● **Work to complete**:
(A) Answer these questions using the text on foreshadowing.
(i) Where does the novel Anna Karenina begin?
(ii) When does the Gathering always happen?
(iii) In the safari prompt, what is the reply to the question about coming back alive?
(B) Quote word for word the part of the text on foreshadowing that opens with the words containing "What you should" and closes with "kill Character B.".

● **Text block**:
Foreshadowing (Amel)


Foreshadowing as a literary or narrative technique is defined as dialogue, action, or an event that:

  • sets the stage for a story to unfold and gives the reader a hint of something that’s going to happen without revealing the story or spoiling the suspense.
  • prepares your readers on a sub-conscious level for what’s coming, without allowing them to guess the ins and outs of the plot twist.
  • creates suspense, builds anticipation, or hints at what will come later.

The novel Anna Karenina by Leo Tolstoy begins in a train station. When the protagonist arrives, she hears of an accident: a man has been trampled by a train. The train station and the accident foreshadow Anna’s own end.

What you should and shouldn’t do

And so you should never promise that a gun will be fired if it never actually is. That is failing to deliver. Having said that, it is perfectly acceptable to:

  • Foreshadow the fact that the gun will be fired.
  • Imply that Character A will use it to kill Character B.
  • But actually, in the end, have Character A use it on himself.


Let’s get on with the Prompts. More theory comes later.

Foreshadowing through Pre-Scene

1. You are in the cockpit of a plane. The plane hits turbulence, and captain struggles to regain control. All is fine.

2. You are in a Wild West saloon. The hero walks in and orders whiskey. Over in the corner, the baddie watches him drink. As the hero leaves, the baddie spits on the floor.

3. You are not very religious. But your family member is, and you are forced to say a prayer. Only, you do it in a very mocking tone.

Foreshadowing an Approaching Event (Raise the stakes of the event so much that the reader is waiting to see what happens)

4. Fred left the house at eleven o’clock and drove into town. He was meeting his father for lunch at Brown’s. Officially, they were just ‘catching up’, but they both knew Fred needed money again – and not such a small amount this time, either.

5. The Gathering always happened on the last new moon of the year. Everyone had grown restless as the equinox came and went.

Using Irrational Concern. (Character is irrationally afraid of something)

6. A teenage girl leaves the house for an evening out with her friends. Her mother makes her promise to be back before midnight. The girl kisses her mother and tells her she worries too much. She’ll be fine, she says.

7. A man is worried about being buried alive or early burial, or mistaken burial.

8. A man is invited to his long-lost friend’s house, way out in the country. He knows only that something strange has happened to his friend. As he approaches, he is filled with fear about the house, and the desolate nature around it, and he especially sees a crack, a fissure in the house that is strange.

Using Character Apprehension – (Character is scared about something)

9. As a man gets ready for work, we see that he is tense and sweating. His wife kisses him goodbye and wishes him good luck. The man throws her an uneasy look and picks up his briefcase.

Using Dialogue and Character Opinion.

10. “I suppose there was talk in our house, afterward.”

11. I told myself there would be no more bodies, but I didn’t believe a word of it.

12. “Does this safari guarantee I come back alive?” Reply: “We guarantee nothing!”

Showing a loaded Gun – (if you show a gun, you have to fire it)

13. An old man is sitting at his desk looking at his stamp collection. When he opens the drawer for his magnifying glass, his fingers brush against something…

14. You visit a fortune teller. She looks into her crystal ball, then suddenly closes her eyes and crosses herself.

(Element location listings)
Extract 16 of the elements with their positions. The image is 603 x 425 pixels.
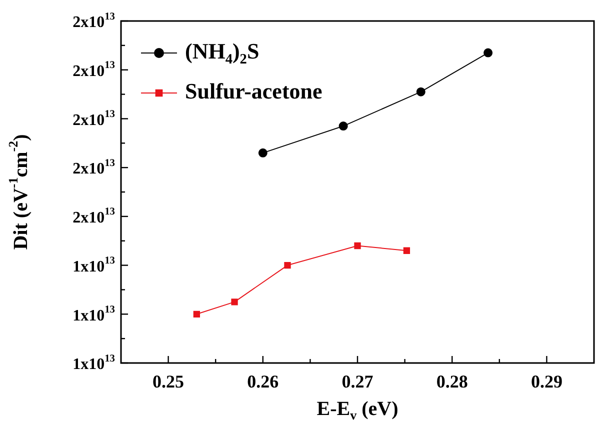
x-tick-label: 0.28 xyxy=(436,372,468,392)
x-tick-label: 0.29 xyxy=(530,372,562,392)
point xyxy=(284,262,291,269)
x-tick-label: 0.25 xyxy=(152,372,184,392)
point xyxy=(484,48,493,58)
point xyxy=(403,247,410,254)
legend-label: Sulfur-acetone xyxy=(185,78,323,104)
point xyxy=(416,87,426,96)
point xyxy=(231,298,238,306)
point xyxy=(258,148,268,158)
x-tick-label: 0.26 xyxy=(247,372,279,392)
y-axis-title: Dit (eV-1cm-2) xyxy=(5,134,32,250)
point xyxy=(354,242,361,250)
x-tick-label: 0.27 xyxy=(342,372,374,392)
point xyxy=(338,122,348,131)
point xyxy=(193,310,200,318)
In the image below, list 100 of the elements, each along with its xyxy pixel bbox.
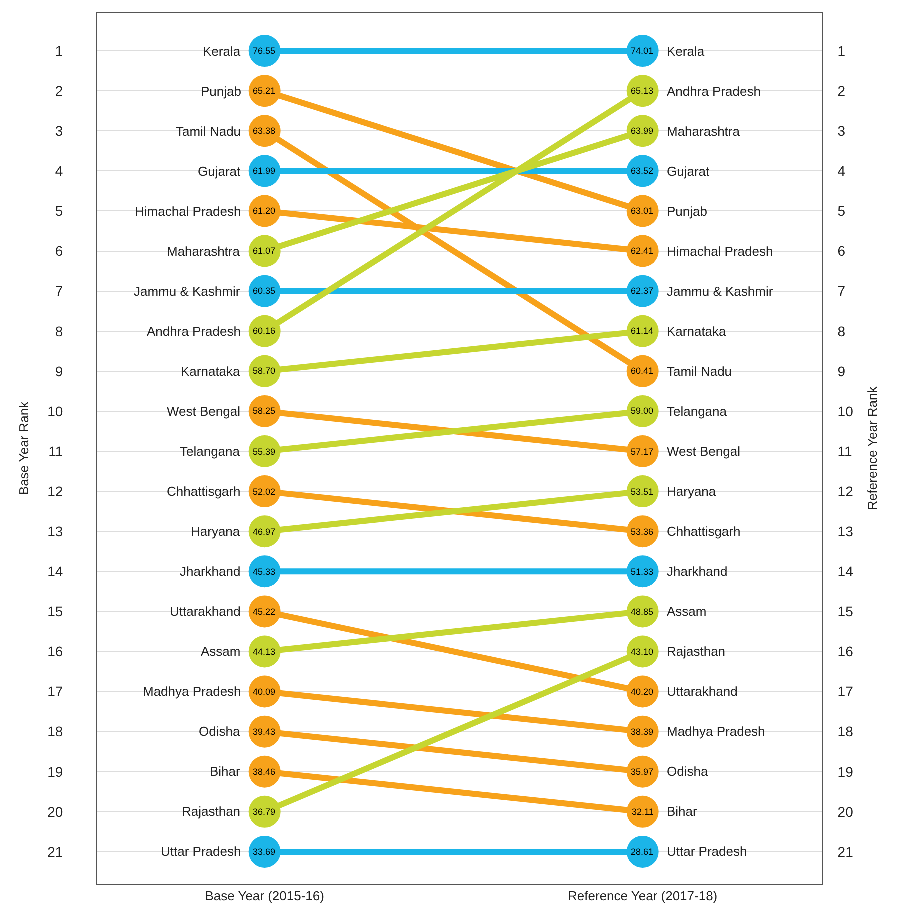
text: Maharashtra <box>167 244 240 259</box>
y2-tick-label: 18 <box>838 724 854 740</box>
annotation: 48.85 <box>631 607 654 617</box>
y-tick-label: 1 <box>55 42 64 59</box>
series-label: Karnataka <box>667 324 728 339</box>
annotation: 40.09 <box>253 687 276 697</box>
annotation: 57.17 <box>631 447 654 457</box>
y2-tick-label: 15 <box>838 604 854 620</box>
y-tick-label: 21 <box>48 844 64 860</box>
text: Assam <box>667 604 707 619</box>
y2-tick-label: 13 <box>838 524 854 540</box>
y2-tick-label: 5 <box>838 203 846 220</box>
y-tick-label: 13 <box>48 524 64 540</box>
text: Uttarakhand <box>667 684 738 699</box>
series-label: Odisha <box>667 764 709 779</box>
text: Bihar <box>210 764 240 779</box>
annotation: 58.25 <box>253 406 276 416</box>
annotation: 55.39 <box>253 447 276 457</box>
series-label: Maharashtra <box>667 124 741 139</box>
y-tick-label: 16 <box>48 644 64 660</box>
y2-tick-label: 7 <box>838 283 846 300</box>
annotation: 65.13 <box>631 86 654 96</box>
y-tick-label: 14 <box>48 564 64 580</box>
text: Punjab <box>667 204 708 219</box>
annotation: 58.70 <box>253 366 276 376</box>
annotation: 61.14 <box>631 326 654 336</box>
series-label: Punjab <box>201 84 242 99</box>
y-tick-label: 11 <box>48 443 64 460</box>
annotation: 76.55 <box>253 46 276 56</box>
annotation: 32.11 <box>632 807 654 817</box>
text: Tamil Nadu <box>667 364 732 379</box>
annotation: 35.97 <box>631 767 654 777</box>
annotation: 62.41 <box>631 246 654 256</box>
series-label: Telangana <box>667 404 728 419</box>
text: Rajasthan <box>182 804 241 819</box>
text: Chhattisgarh <box>667 524 741 539</box>
annotation: 40.20 <box>631 687 654 697</box>
y-tick-label: 7 <box>55 283 64 300</box>
y-tick-label: 20 <box>48 804 64 820</box>
annotation: 65.21 <box>253 86 276 96</box>
series-label: Gujarat <box>667 164 710 179</box>
y-tick-label: 19 <box>48 764 64 780</box>
text: Madhya Pradesh <box>667 724 766 739</box>
series-label: Chhattisgarh <box>167 484 241 499</box>
annotation: 38.39 <box>631 727 654 737</box>
series-label: Bihar <box>667 804 698 819</box>
y2-tick-label: 10 <box>838 403 854 420</box>
annotation: 45.22 <box>253 607 276 617</box>
annotation: 74.01 <box>631 46 654 56</box>
annotation: 46.97 <box>253 527 276 537</box>
y2-tick-label: 9 <box>838 363 846 380</box>
y-tick-label: 3 <box>55 123 64 140</box>
y2-tick-label: 17 <box>838 684 854 700</box>
series-label: Tamil Nadu <box>176 124 242 139</box>
y-tick-label: 17 <box>48 684 64 700</box>
y2-tick-label: 11 <box>838 443 853 460</box>
y2-tick-label: 12 <box>838 483 854 500</box>
text: West Bengal <box>167 404 240 419</box>
y2-tick-label: 6 <box>838 243 846 260</box>
annotation: 61.20 <box>253 206 276 216</box>
text: Telangana <box>180 444 240 459</box>
x-tick-label: Reference Year (2017-18) <box>568 888 718 904</box>
annotation: 39.43 <box>253 727 276 737</box>
series-label: Uttarakhand <box>170 604 241 619</box>
annotation: 33.69 <box>253 847 276 857</box>
y2-tick-label: 3 <box>838 123 846 140</box>
text: Uttar Pradesh <box>667 844 748 859</box>
annotation: 53.51 <box>631 487 654 497</box>
annotation: 38.46 <box>253 767 276 777</box>
y-tick-label: 18 <box>48 724 64 740</box>
text: Jammu & Kashmir <box>134 284 240 299</box>
text: Haryana <box>191 524 240 539</box>
series-label: Andhra Pradesh <box>147 324 241 339</box>
y-tick-label: 10 <box>48 403 64 420</box>
annotation: 61.07 <box>253 246 276 256</box>
text: Gujarat <box>198 164 241 179</box>
series-label: Uttar Pradesh <box>161 844 242 859</box>
y2-tick-label: 4 <box>838 163 846 180</box>
y2-axis-title: Reference Year Rank <box>865 386 880 510</box>
annotation: 44.13 <box>253 647 276 657</box>
y-tick-label: 2 <box>55 82 64 99</box>
annotation: 61.99 <box>253 166 276 176</box>
y-tick-label: 12 <box>48 483 64 500</box>
text: Jharkhand <box>667 564 728 579</box>
annotation: 60.41 <box>631 366 654 376</box>
y-tick-label: 4 <box>55 163 64 180</box>
y2-tick-label: 8 <box>838 323 846 340</box>
annotation: 52.02 <box>253 487 276 497</box>
y2-tick-label: 14 <box>838 564 854 580</box>
y-tick-label: 6 <box>55 243 64 260</box>
annotation: 28.61 <box>631 847 654 857</box>
series-label: Himachal Pradesh <box>135 204 242 219</box>
text: Odisha <box>199 724 240 739</box>
series-label: Assam <box>201 644 241 659</box>
y2-tick-label: 20 <box>838 804 854 820</box>
y-tick-label: 15 <box>48 604 64 620</box>
y2-tick-label: 1 <box>838 42 846 59</box>
y2-tick-label: 21 <box>838 844 854 860</box>
y2-tick-label: 16 <box>838 644 854 660</box>
annotation: 63.38 <box>253 126 276 136</box>
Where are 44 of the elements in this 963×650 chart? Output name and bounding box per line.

● **Per-task outputs**:
(A)
(i) In a train station.
(ii) On the last new moon of the year.
(iii) "We guarantee nothing!"

(B)
What you should and shouldn’t do

And so you should never promise that a gun will be fired if it never actually is. That is failing to deliver. Having said that, it is perfectly acceptable to:

  • Foreshadow the fact that the gun will be fired.
  • Imply that Character A will use it to kill Character B.